* _INSTRUCTIONS FOR THE TASK_
Print every line of the listing exactly, please.

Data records
BEGIN

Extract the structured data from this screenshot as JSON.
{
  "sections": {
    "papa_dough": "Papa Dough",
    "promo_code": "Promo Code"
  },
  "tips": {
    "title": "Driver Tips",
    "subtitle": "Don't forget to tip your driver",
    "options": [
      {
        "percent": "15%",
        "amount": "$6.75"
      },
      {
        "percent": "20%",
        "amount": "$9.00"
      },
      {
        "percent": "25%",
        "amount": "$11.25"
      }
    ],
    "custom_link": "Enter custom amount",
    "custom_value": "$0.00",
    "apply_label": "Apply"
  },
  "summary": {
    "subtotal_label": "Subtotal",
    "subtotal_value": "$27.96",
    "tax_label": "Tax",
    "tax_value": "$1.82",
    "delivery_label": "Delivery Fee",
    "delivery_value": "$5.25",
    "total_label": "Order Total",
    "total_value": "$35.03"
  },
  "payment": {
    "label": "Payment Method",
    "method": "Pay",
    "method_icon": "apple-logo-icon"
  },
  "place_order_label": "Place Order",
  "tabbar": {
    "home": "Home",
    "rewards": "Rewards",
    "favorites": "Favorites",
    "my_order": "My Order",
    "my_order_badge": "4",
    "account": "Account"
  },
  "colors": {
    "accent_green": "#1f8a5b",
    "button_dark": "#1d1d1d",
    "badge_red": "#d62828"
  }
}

END

* _TASK RESPONSE_
Extract the structured data from this screenshot as JSON.
{
  "sections": {
    "papa_dough": "Papa Dough",
    "promo_code": "Promo Code"
  },
  "tips": {
    "title": "Driver Tips",
    "subtitle": "Don't forget to tip your driver",
    "options": [
      {
        "percent": "15%",
        "amount": "$6.75"
      },
      {
        "percent": "20%",
        "amount": "$9.00"
      },
      {
        "percent": "25%",
        "amount": "$11.25"
      }
    ],
    "custom_link": "Enter custom amount",
    "custom_value": "$0.00",
    "apply_label": "Apply"
  },
  "summary": {
    "subtotal_label": "Subtotal",
    "subtotal_value": "$27.96",
    "tax_label": "Tax",
    "tax_value": "$1.82",
    "delivery_label": "Delivery Fee",
    "delivery_value": "$5.25",
    "total_label": "Order Total",
    "total_value": "$35.03"
  },
  "payment": {
    "label": "Payment Method",
    "method": "Pay",
    "method_icon": "apple-logo-icon"
  },
  "place_order_label": "Place Order",
  "tabbar": {
    "home": "Home",
    "rewards": "Rewards",
    "favorites": "Favorites",
    "my_order": "My Order",
    "my_order_badge": "4",
    "account": "Account"
  },
  "colors": {
    "accent_green": "#1f8a5b",
    "button_dark": "#1d1d1d",
    "badge_red": "#d62828"
  }
}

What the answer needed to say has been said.